• Required task: Set down the material below in full, matching it exactly.

.....

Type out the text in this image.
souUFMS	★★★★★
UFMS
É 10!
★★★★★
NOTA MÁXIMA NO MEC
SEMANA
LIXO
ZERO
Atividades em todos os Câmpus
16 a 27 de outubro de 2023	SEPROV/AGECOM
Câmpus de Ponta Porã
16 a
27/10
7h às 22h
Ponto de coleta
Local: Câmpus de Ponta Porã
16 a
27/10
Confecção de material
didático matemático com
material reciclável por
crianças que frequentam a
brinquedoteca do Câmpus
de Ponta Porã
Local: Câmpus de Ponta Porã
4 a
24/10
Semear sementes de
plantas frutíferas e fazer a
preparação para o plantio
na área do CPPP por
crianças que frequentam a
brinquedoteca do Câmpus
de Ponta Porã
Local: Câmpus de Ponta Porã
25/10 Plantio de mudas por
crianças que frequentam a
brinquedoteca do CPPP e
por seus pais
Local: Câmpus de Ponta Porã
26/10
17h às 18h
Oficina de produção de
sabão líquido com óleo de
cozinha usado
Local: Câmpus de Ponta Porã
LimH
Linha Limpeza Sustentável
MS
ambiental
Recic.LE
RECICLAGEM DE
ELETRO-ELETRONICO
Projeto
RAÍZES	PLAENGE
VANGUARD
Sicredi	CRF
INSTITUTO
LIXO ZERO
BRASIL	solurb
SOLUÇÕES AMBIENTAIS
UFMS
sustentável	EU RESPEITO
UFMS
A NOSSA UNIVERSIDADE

.....

• Answer to the exercise:
Type out the text in this image.
souUFMS	★★★★★
UFMS
É 10!
★★★★★
NOTA MÁXIMA NO MEC
SEMANA
LIXO
ZERO
Atividades em todos os Câmpus
16 a 27 de outubro de 2023	SEPROV/AGECOM
Câmpus de Ponta Porã
16 a
27/10
7h às 22h
Ponto de coleta
Local: Câmpus de Ponta Porã
16 a
27/10
Confecção de material
didático matemático com
material reciclável por
crianças que frequentam a
brinquedoteca do Câmpus
de Ponta Porã
Local: Câmpus de Ponta Porã
4 a
24/10
Semear sementes de
plantas frutíferas e fazer a
preparação para o plantio
na área do CPPP por
crianças que frequentam a
brinquedoteca do Câmpus
de Ponta Porã
Local: Câmpus de Ponta Porã
25/10 Plantio de mudas por
crianças que frequentam a
brinquedoteca do CPPP e
por seus pais
Local: Câmpus de Ponta Porã
26/10
17h às 18h
Oficina de produção de
sabão líquido com óleo de
cozinha usado
Local: Câmpus de Ponta Porã
LimH
Linha Limpeza Sustentável
MS
ambiental
Recic.LE
RECICLAGEM DE
ELETRO-ELETRONICO
Projeto
RAÍZES	PLAENGE
VANGUARD
Sicredi	CRF
INSTITUTO
LIXO ZERO
BRASIL	solurb
SOLUÇÕES AMBIENTAIS
UFMS
sustentável	EU RESPEITO
UFMS
A NOSSA UNIVERSIDADE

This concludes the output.